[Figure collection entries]
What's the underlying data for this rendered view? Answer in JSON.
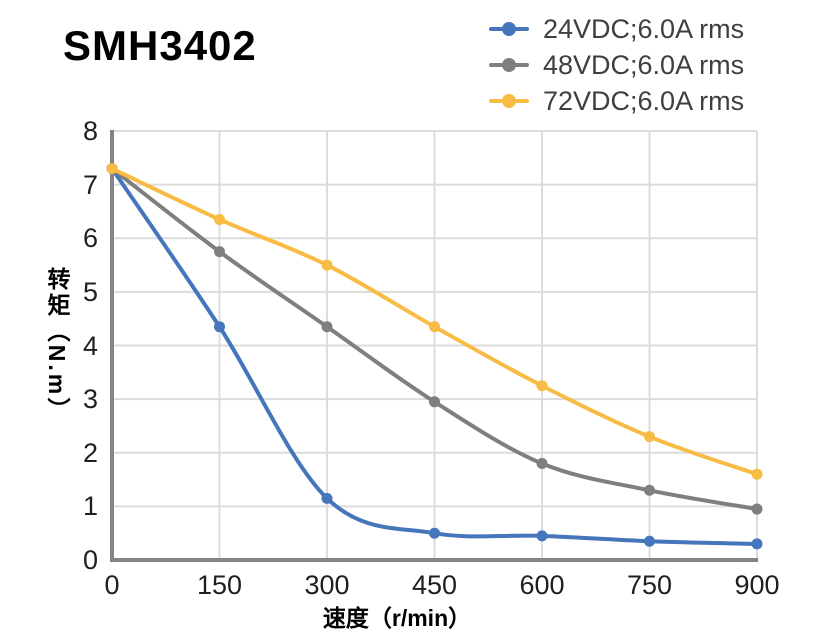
{
  "page": {
    "title": "SMH3402"
  },
  "chart_data": {
    "type": "line",
    "title": "SMH3402",
    "x": [
      0,
      150,
      300,
      450,
      600,
      750,
      900
    ],
    "x_ticks": [
      0,
      150,
      300,
      450,
      600,
      750,
      900
    ],
    "y_ticks": [
      0,
      1,
      2,
      3,
      4,
      5,
      6,
      7,
      8
    ],
    "xlim": [
      0,
      900
    ],
    "ylim": [
      0,
      8
    ],
    "xlabel": "速度（r/min）",
    "ylabel": "转矩（N.m）",
    "grid": true,
    "smooth": true,
    "legend_position": "top-right",
    "series": [
      {
        "name": "24VDC;6.0A rms",
        "color": "#4575BA",
        "values": [
          7.3,
          4.35,
          1.15,
          0.5,
          0.45,
          0.35,
          0.3
        ]
      },
      {
        "name": "48VDC;6.0A rms",
        "color": "#7F7F7F",
        "values": [
          7.3,
          5.75,
          4.35,
          2.95,
          1.8,
          1.3,
          0.95
        ]
      },
      {
        "name": "72VDC;6.0A rms",
        "color": "#F8BB43",
        "values": [
          7.3,
          6.35,
          5.5,
          4.35,
          3.25,
          2.3,
          1.6
        ]
      }
    ],
    "colors": {
      "axis": "#858585",
      "grid": "#DCDCDC",
      "tick_text": "#1F1F1F",
      "legend_text": "#3F3F3F"
    }
  }
}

WHAT IS BEING ASKED |
Without the pictures, return all the records precisely as they stand.

RESULT OF THIS TASK |
What's the underlying data for this rendered view? Answer in JSON.
{
  "page": {
    "title": "SMH3402"
  },
  "chart_data": {
    "type": "line",
    "title": "SMH3402",
    "x": [
      0,
      150,
      300,
      450,
      600,
      750,
      900
    ],
    "x_ticks": [
      0,
      150,
      300,
      450,
      600,
      750,
      900
    ],
    "y_ticks": [
      0,
      1,
      2,
      3,
      4,
      5,
      6,
      7,
      8
    ],
    "xlim": [
      0,
      900
    ],
    "ylim": [
      0,
      8
    ],
    "xlabel": "速度（r/min）",
    "ylabel": "转矩（N.m）",
    "grid": true,
    "smooth": true,
    "legend_position": "top-right",
    "series": [
      {
        "name": "24VDC;6.0A rms",
        "color": "#4575BA",
        "values": [
          7.3,
          4.35,
          1.15,
          0.5,
          0.45,
          0.35,
          0.3
        ]
      },
      {
        "name": "48VDC;6.0A rms",
        "color": "#7F7F7F",
        "values": [
          7.3,
          5.75,
          4.35,
          2.95,
          1.8,
          1.3,
          0.95
        ]
      },
      {
        "name": "72VDC;6.0A rms",
        "color": "#F8BB43",
        "values": [
          7.3,
          6.35,
          5.5,
          4.35,
          3.25,
          2.3,
          1.6
        ]
      }
    ],
    "colors": {
      "axis": "#858585",
      "grid": "#DCDCDC",
      "tick_text": "#1F1F1F",
      "legend_text": "#3F3F3F"
    }
  }
}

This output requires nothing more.